==== Recorded data ====

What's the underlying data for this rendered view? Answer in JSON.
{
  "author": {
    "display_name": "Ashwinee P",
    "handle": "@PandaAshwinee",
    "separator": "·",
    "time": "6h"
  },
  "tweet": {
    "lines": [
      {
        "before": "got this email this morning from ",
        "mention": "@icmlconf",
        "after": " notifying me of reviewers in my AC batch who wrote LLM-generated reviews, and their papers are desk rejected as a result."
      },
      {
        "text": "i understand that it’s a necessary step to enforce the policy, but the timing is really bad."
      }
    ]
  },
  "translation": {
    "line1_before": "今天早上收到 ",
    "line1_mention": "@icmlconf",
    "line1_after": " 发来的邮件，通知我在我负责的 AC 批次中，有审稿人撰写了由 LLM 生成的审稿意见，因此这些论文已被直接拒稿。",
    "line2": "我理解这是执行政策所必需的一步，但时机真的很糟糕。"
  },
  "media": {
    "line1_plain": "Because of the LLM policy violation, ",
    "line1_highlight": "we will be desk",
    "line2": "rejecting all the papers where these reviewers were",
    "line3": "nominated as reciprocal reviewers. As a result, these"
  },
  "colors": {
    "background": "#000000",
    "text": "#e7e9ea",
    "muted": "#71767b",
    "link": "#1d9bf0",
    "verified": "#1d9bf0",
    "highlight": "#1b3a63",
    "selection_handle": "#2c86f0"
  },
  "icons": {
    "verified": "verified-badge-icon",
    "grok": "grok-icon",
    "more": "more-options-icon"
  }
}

====

#### To do:
Read through the lines above and collect those that contain the string "desk".

#### Response to the task:
        "after": " notifying me of reviewers in my AC batch who wrote LLM-generated reviews, and their papers are desk rejected as a result."
    "line1_highlight": "we will be desk",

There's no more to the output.